:: Listed records ::

● ● ● ● ● ● ●

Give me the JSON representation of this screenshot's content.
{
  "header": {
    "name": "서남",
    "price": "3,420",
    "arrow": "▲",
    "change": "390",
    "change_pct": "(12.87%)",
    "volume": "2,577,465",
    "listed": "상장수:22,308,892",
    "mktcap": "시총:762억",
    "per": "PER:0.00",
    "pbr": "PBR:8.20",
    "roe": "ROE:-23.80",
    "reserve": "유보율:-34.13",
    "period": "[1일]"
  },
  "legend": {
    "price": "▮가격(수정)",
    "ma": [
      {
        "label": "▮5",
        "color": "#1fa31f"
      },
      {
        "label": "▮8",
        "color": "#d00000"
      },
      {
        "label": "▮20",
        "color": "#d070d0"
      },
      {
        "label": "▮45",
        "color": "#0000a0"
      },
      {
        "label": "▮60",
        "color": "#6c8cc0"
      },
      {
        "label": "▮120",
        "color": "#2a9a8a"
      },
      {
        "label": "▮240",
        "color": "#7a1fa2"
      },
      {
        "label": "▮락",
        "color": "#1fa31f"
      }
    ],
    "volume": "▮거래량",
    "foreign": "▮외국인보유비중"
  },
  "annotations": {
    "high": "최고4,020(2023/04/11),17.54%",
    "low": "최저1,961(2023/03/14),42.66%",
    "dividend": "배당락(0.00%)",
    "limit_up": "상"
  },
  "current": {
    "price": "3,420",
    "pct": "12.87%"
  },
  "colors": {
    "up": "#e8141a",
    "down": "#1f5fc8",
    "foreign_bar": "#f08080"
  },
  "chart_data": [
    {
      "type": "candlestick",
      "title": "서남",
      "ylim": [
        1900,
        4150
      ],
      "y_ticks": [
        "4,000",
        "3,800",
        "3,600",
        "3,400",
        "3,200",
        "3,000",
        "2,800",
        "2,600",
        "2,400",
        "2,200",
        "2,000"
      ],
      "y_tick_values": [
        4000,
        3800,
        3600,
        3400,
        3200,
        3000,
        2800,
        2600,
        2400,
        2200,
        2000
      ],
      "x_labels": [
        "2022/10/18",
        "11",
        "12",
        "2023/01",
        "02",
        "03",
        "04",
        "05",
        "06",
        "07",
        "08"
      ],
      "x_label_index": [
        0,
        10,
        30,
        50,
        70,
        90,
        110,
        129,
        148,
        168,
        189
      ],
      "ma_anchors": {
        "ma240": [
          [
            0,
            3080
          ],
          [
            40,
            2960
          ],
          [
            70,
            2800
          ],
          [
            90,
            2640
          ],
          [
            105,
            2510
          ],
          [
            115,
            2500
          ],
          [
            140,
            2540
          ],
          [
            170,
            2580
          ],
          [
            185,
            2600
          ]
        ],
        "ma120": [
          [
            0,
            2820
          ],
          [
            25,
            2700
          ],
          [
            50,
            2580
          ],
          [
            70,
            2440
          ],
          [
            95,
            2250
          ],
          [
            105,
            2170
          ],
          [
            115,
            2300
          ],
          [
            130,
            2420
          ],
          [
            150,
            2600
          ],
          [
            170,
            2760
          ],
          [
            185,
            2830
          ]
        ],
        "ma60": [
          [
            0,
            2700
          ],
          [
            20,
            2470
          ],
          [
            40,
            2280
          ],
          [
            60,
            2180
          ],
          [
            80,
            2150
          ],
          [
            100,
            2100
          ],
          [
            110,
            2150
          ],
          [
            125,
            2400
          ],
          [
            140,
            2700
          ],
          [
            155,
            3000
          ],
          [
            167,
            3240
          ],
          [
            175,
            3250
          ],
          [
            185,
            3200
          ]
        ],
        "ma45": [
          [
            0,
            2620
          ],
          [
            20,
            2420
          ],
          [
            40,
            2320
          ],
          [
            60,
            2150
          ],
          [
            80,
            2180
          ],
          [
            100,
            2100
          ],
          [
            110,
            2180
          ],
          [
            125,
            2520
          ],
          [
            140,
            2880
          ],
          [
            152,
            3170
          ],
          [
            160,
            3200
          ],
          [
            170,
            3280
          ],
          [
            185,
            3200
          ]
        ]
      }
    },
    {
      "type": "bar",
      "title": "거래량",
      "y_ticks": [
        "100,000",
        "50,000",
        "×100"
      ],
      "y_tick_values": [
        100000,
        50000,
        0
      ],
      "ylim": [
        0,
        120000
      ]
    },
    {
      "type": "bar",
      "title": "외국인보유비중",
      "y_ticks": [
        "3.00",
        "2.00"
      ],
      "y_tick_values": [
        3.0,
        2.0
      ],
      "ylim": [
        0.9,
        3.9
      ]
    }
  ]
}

● ● ● ● ● ● ●

Write out the full listing exactly as given.

Give me the JSON representation of this screenshot's content.
{
  "header": {
    "name": "서남",
    "price": "3,420",
    "arrow": "▲",
    "change": "390",
    "change_pct": "(12.87%)",
    "volume": "2,577,465",
    "listed": "상장수:22,308,892",
    "mktcap": "시총:762억",
    "per": "PER:0.00",
    "pbr": "PBR:8.20",
    "roe": "ROE:-23.80",
    "reserve": "유보율:-34.13",
    "period": "[1일]"
  },
  "legend": {
    "price": "▮가격(수정)",
    "ma": [
      {
        "label": "▮5",
        "color": "#1fa31f"
      },
      {
        "label": "▮8",
        "color": "#d00000"
      },
      {
        "label": "▮20",
        "color": "#d070d0"
      },
      {
        "label": "▮45",
        "color": "#0000a0"
      },
      {
        "label": "▮60",
        "color": "#6c8cc0"
      },
      {
        "label": "▮120",
        "color": "#2a9a8a"
      },
      {
        "label": "▮240",
        "color": "#7a1fa2"
      },
      {
        "label": "▮락",
        "color": "#1fa31f"
      }
    ],
    "volume": "▮거래량",
    "foreign": "▮외국인보유비중"
  },
  "annotations": {
    "high": "최고4,020(2023/04/11),17.54%",
    "low": "최저1,961(2023/03/14),42.66%",
    "dividend": "배당락(0.00%)",
    "limit_up": "상"
  },
  "current": {
    "price": "3,420",
    "pct": "12.87%"
  },
  "colors": {
    "up": "#e8141a",
    "down": "#1f5fc8",
    "foreign_bar": "#f08080"
  },
  "chart_data": [
    {
      "type": "candlestick",
      "title": "서남",
      "ylim": [
        1900,
        4150
      ],
      "y_ticks": [
        "4,000",
        "3,800",
        "3,600",
        "3,400",
        "3,200",
        "3,000",
        "2,800",
        "2,600",
        "2,400",
        "2,200",
        "2,000"
      ],
      "y_tick_values": [
        4000,
        3800,
        3600,
        3400,
        3200,
        3000,
        2800,
        2600,
        2400,
        2200,
        2000
      ],
      "x_labels": [
        "2022/10/18",
        "11",
        "12",
        "2023/01",
        "02",
        "03",
        "04",
        "05",
        "06",
        "07",
        "08"
      ],
      "x_label_index": [
        0,
        10,
        30,
        50,
        70,
        90,
        110,
        129,
        148,
        168,
        189
      ],
      "ma_anchors": {
        "ma240": [
          [
            0,
            3080
          ],
          [
            40,
            2960
          ],
          [
            70,
            2800
          ],
          [
            90,
            2640
          ],
          [
            105,
            2510
          ],
          [
            115,
            2500
          ],
          [
            140,
            2540
          ],
          [
            170,
            2580
          ],
          [
            185,
            2600
          ]
        ],
        "ma120": [
          [
            0,
            2820
          ],
          [
            25,
            2700
          ],
          [
            50,
            2580
          ],
          [
            70,
            2440
          ],
          [
            95,
            2250
          ],
          [
            105,
            2170
          ],
          [
            115,
            2300
          ],
          [
            130,
            2420
          ],
          [
            150,
            2600
          ],
          [
            170,
            2760
          ],
          [
            185,
            2830
          ]
        ],
        "ma60": [
          [
            0,
            2700
          ],
          [
            20,
            2470
          ],
          [
            40,
            2280
          ],
          [
            60,
            2180
          ],
          [
            80,
            2150
          ],
          [
            100,
            2100
          ],
          [
            110,
            2150
          ],
          [
            125,
            2400
          ],
          [
            140,
            2700
          ],
          [
            155,
            3000
          ],
          [
            167,
            3240
          ],
          [
            175,
            3250
          ],
          [
            185,
            3200
          ]
        ],
        "ma45": [
          [
            0,
            2620
          ],
          [
            20,
            2420
          ],
          [
            40,
            2320
          ],
          [
            60,
            2150
          ],
          [
            80,
            2180
          ],
          [
            100,
            2100
          ],
          [
            110,
            2180
          ],
          [
            125,
            2520
          ],
          [
            140,
            2880
          ],
          [
            152,
            3170
          ],
          [
            160,
            3200
          ],
          [
            170,
            3280
          ],
          [
            185,
            3200
          ]
        ]
      }
    },
    {
      "type": "bar",
      "title": "거래량",
      "y_ticks": [
        "100,000",
        "50,000",
        "×100"
      ],
      "y_tick_values": [
        100000,
        50000,
        0
      ],
      "ylim": [
        0,
        120000
      ]
    },
    {
      "type": "bar",
      "title": "외국인보유비중",
      "y_ticks": [
        "3.00",
        "2.00"
      ],
      "y_tick_values": [
        3.0,
        2.0
      ],
      "ylim": [
        0.9,
        3.9
      ]
    }
  ]
}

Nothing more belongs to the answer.